CHALLENGE: What follows are records. Restate all of them word for word.

** BEGIN STORED RECORDS **

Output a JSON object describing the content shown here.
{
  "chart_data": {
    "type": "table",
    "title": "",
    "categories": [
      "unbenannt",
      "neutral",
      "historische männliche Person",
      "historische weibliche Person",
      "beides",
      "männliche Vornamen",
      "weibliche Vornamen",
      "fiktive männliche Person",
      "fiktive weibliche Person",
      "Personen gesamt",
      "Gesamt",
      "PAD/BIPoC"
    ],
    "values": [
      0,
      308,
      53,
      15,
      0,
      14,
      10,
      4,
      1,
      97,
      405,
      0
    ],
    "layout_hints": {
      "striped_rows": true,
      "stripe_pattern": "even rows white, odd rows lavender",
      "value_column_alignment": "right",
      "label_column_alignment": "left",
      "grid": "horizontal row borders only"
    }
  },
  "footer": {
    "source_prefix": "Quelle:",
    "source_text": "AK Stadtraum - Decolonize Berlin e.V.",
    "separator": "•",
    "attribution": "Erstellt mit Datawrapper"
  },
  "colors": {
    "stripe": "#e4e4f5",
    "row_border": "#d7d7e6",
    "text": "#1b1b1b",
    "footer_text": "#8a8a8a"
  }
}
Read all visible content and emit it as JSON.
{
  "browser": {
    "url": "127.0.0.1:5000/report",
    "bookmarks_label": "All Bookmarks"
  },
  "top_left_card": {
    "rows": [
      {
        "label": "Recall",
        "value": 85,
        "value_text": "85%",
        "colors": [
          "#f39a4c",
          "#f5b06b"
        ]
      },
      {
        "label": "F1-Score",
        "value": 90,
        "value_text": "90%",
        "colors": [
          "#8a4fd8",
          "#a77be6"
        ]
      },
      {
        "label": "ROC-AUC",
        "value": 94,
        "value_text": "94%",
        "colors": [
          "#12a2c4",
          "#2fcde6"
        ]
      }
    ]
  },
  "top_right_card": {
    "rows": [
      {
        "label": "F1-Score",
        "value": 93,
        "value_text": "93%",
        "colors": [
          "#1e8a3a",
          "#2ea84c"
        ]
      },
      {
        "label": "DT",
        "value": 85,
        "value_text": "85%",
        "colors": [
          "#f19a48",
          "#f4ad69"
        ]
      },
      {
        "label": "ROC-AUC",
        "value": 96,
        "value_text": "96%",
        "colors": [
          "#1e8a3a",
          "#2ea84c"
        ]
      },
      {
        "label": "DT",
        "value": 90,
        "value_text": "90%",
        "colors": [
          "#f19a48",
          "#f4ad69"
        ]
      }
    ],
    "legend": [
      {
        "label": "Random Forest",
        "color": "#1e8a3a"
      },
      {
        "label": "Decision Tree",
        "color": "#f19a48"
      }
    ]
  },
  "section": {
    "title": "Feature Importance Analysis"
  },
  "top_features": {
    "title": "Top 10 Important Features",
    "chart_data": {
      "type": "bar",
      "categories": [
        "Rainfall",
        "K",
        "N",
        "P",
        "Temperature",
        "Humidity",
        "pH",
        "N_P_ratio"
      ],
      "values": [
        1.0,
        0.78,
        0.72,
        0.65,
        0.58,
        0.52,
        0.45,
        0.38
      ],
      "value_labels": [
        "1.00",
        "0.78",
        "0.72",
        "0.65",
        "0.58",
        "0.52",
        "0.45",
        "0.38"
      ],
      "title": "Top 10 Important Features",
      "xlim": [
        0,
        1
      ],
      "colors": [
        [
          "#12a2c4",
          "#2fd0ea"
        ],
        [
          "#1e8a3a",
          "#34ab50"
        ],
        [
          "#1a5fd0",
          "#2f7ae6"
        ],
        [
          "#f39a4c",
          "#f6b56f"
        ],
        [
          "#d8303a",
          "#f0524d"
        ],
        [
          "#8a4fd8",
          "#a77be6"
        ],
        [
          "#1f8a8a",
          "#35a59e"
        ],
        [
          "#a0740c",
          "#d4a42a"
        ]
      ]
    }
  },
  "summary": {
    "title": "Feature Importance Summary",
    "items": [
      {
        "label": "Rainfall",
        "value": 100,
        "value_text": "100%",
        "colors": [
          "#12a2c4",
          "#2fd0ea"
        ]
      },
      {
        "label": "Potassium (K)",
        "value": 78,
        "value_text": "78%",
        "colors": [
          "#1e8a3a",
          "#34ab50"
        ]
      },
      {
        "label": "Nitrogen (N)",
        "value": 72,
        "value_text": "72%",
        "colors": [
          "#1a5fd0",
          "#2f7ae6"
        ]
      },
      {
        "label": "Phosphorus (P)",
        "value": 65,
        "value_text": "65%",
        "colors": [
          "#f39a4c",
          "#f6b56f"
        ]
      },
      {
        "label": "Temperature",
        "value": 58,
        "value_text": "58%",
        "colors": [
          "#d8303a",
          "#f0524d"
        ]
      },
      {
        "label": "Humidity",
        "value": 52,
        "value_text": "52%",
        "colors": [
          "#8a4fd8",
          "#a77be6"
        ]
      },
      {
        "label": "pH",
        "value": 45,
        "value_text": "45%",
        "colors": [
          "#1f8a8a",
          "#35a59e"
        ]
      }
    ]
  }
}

** END STORED RECORDS **

SOLUTION TO THIS TASK:
Output a JSON object describing the content shown here.
{
  "chart_data": {
    "type": "table",
    "title": "",
    "categories": [
      "unbenannt",
      "neutral",
      "historische männliche Person",
      "historische weibliche Person",
      "beides",
      "männliche Vornamen",
      "weibliche Vornamen",
      "fiktive männliche Person",
      "fiktive weibliche Person",
      "Personen gesamt",
      "Gesamt",
      "PAD/BIPoC"
    ],
    "values": [
      0,
      308,
      53,
      15,
      0,
      14,
      10,
      4,
      1,
      97,
      405,
      0
    ],
    "layout_hints": {
      "striped_rows": true,
      "stripe_pattern": "even rows white, odd rows lavender",
      "value_column_alignment": "right",
      "label_column_alignment": "left",
      "grid": "horizontal row borders only"
    }
  },
  "footer": {
    "source_prefix": "Quelle:",
    "source_text": "AK Stadtraum - Decolonize Berlin e.V.",
    "separator": "•",
    "attribution": "Erstellt mit Datawrapper"
  },
  "colors": {
    "stripe": "#e4e4f5",
    "row_border": "#d7d7e6",
    "text": "#1b1b1b",
    "footer_text": "#8a8a8a"
  }
}
Read all visible content and emit it as JSON.
{
  "browser": {
    "url": "127.0.0.1:5000/report",
    "bookmarks_label": "All Bookmarks"
  },
  "top_left_card": {
    "rows": [
      {
        "label": "Recall",
        "value": 85,
        "value_text": "85%",
        "colors": [
          "#f39a4c",
          "#f5b06b"
        ]
      },
      {
        "label": "F1-Score",
        "value": 90,
        "value_text": "90%",
        "colors": [
          "#8a4fd8",
          "#a77be6"
        ]
      },
      {
        "label": "ROC-AUC",
        "value": 94,
        "value_text": "94%",
        "colors": [
          "#12a2c4",
          "#2fcde6"
        ]
      }
    ]
  },
  "top_right_card": {
    "rows": [
      {
        "label": "F1-Score",
        "value": 93,
        "value_text": "93%",
        "colors": [
          "#1e8a3a",
          "#2ea84c"
        ]
      },
      {
        "label": "DT",
        "value": 85,
        "value_text": "85%",
        "colors": [
          "#f19a48",
          "#f4ad69"
        ]
      },
      {
        "label": "ROC-AUC",
        "value": 96,
        "value_text": "96%",
        "colors": [
          "#1e8a3a",
          "#2ea84c"
        ]
      },
      {
        "label": "DT",
        "value": 90,
        "value_text": "90%",
        "colors": [
          "#f19a48",
          "#f4ad69"
        ]
      }
    ],
    "legend": [
      {
        "label": "Random Forest",
        "color": "#1e8a3a"
      },
      {
        "label": "Decision Tree",
        "color": "#f19a48"
      }
    ]
  },
  "section": {
    "title": "Feature Importance Analysis"
  },
  "top_features": {
    "title": "Top 10 Important Features",
    "chart_data": {
      "type": "bar",
      "categories": [
        "Rainfall",
        "K",
        "N",
        "P",
        "Temperature",
        "Humidity",
        "pH",
        "N_P_ratio"
      ],
      "values": [
        1.0,
        0.78,
        0.72,
        0.65,
        0.58,
        0.52,
        0.45,
        0.38
      ],
      "value_labels": [
        "1.00",
        "0.78",
        "0.72",
        "0.65",
        "0.58",
        "0.52",
        "0.45",
        "0.38"
      ],
      "title": "Top 10 Important Features",
      "xlim": [
        0,
        1
      ],
      "colors": [
        [
          "#12a2c4",
          "#2fd0ea"
        ],
        [
          "#1e8a3a",
          "#34ab50"
        ],
        [
          "#1a5fd0",
          "#2f7ae6"
        ],
        [
          "#f39a4c",
          "#f6b56f"
        ],
        [
          "#d8303a",
          "#f0524d"
        ],
        [
          "#8a4fd8",
          "#a77be6"
        ],
        [
          "#1f8a8a",
          "#35a59e"
        ],
        [
          "#a0740c",
          "#d4a42a"
        ]
      ]
    }
  },
  "summary": {
    "title": "Feature Importance Summary",
    "items": [
      {
        "label": "Rainfall",
        "value": 100,
        "value_text": "100%",
        "colors": [
          "#12a2c4",
          "#2fd0ea"
        ]
      },
      {
        "label": "Potassium (K)",
        "value": 78,
        "value_text": "78%",
        "colors": [
          "#1e8a3a",
          "#34ab50"
        ]
      },
      {
        "label": "Nitrogen (N)",
        "value": 72,
        "value_text": "72%",
        "colors": [
          "#1a5fd0",
          "#2f7ae6"
        ]
      },
      {
        "label": "Phosphorus (P)",
        "value": 65,
        "value_text": "65%",
        "colors": [
          "#f39a4c",
          "#f6b56f"
        ]
      },
      {
        "label": "Temperature",
        "value": 58,
        "value_text": "58%",
        "colors": [
          "#d8303a",
          "#f0524d"
        ]
      },
      {
        "label": "Humidity",
        "value": 52,
        "value_text": "52%",
        "colors": [
          "#8a4fd8",
          "#a77be6"
        ]
      },
      {
        "label": "pH",
        "value": 45,
        "value_text": "45%",
        "colors": [
          "#1f8a8a",
          "#35a59e"
        ]
      }
    ]
  }
}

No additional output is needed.